Written request: Repeat all the records exactly, omitting pictures.

[Data records]
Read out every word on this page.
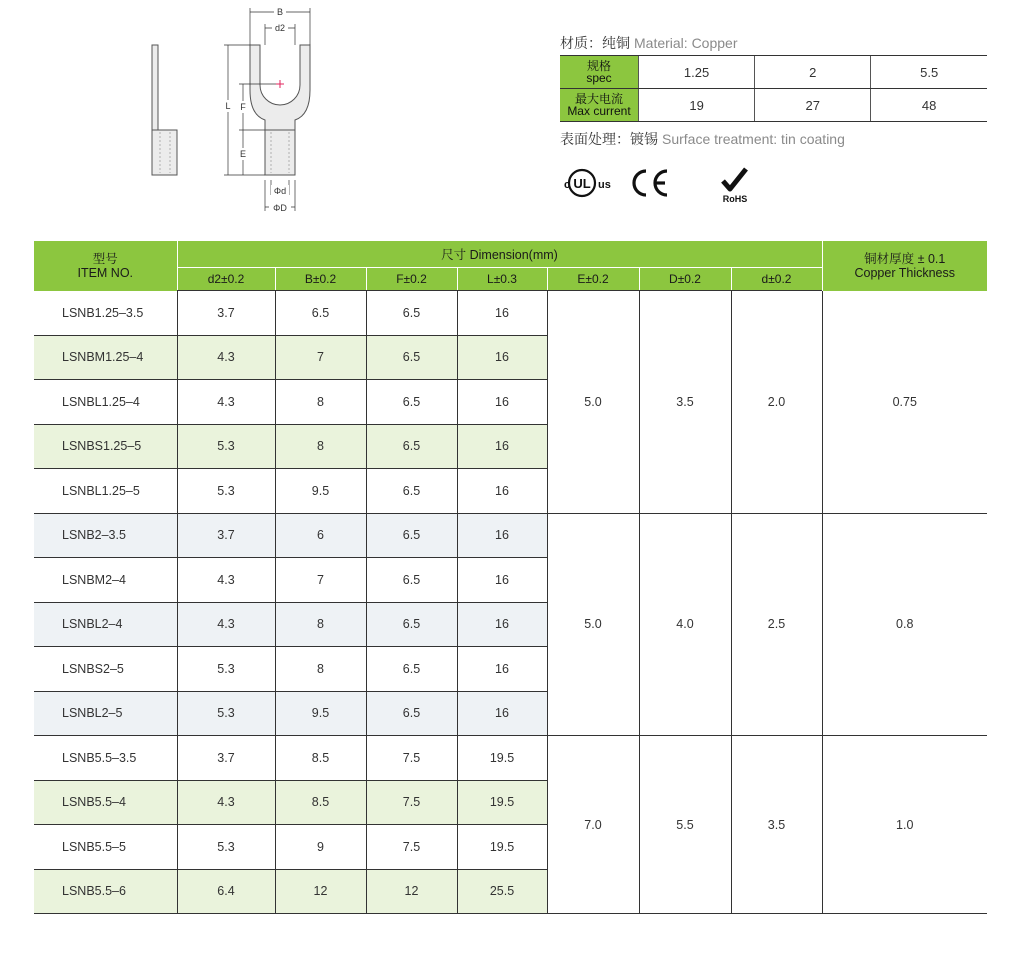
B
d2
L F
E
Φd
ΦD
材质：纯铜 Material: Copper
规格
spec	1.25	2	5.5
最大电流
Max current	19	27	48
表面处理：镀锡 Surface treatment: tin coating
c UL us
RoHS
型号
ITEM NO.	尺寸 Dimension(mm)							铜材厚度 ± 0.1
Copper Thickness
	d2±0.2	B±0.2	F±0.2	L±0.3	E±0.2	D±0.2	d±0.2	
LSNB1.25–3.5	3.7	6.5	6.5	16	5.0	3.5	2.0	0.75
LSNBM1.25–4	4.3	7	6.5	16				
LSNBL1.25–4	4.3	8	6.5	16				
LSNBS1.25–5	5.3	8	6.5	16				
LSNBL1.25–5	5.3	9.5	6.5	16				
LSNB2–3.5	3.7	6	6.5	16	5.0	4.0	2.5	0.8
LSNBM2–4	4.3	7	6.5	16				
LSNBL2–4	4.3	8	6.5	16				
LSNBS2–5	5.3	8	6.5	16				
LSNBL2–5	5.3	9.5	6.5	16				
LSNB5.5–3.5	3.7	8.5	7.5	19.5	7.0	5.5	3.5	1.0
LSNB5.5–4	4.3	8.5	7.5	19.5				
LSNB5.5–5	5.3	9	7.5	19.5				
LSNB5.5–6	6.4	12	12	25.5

Result:
Read out every word on this page.
B
d2
L F
E
Φd
ΦD
材质：纯铜 Material: Copper
规格
spec	1.25	2	5.5
最大电流
Max current	19	27	48
表面处理：镀锡 Surface treatment: tin coating
c UL us
RoHS
型号
ITEM NO.	尺寸 Dimension(mm)							铜材厚度 ± 0.1
Copper Thickness
	d2±0.2	B±0.2	F±0.2	L±0.3	E±0.2	D±0.2	d±0.2	
LSNB1.25–3.5	3.7	6.5	6.5	16	5.0	3.5	2.0	0.75
LSNBM1.25–4	4.3	7	6.5	16				
LSNBL1.25–4	4.3	8	6.5	16				
LSNBS1.25–5	5.3	8	6.5	16				
LSNBL1.25–5	5.3	9.5	6.5	16				
LSNB2–3.5	3.7	6	6.5	16	5.0	4.0	2.5	0.8
LSNBM2–4	4.3	7	6.5	16				
LSNBL2–4	4.3	8	6.5	16				
LSNBS2–5	5.3	8	6.5	16				
LSNBL2–5	5.3	9.5	6.5	16				
LSNB5.5–3.5	3.7	8.5	7.5	19.5	7.0	5.5	3.5	1.0
LSNB5.5–4	4.3	8.5	7.5	19.5				
LSNB5.5–5	5.3	9	7.5	19.5				
LSNB5.5–6	6.4	12	12	25.5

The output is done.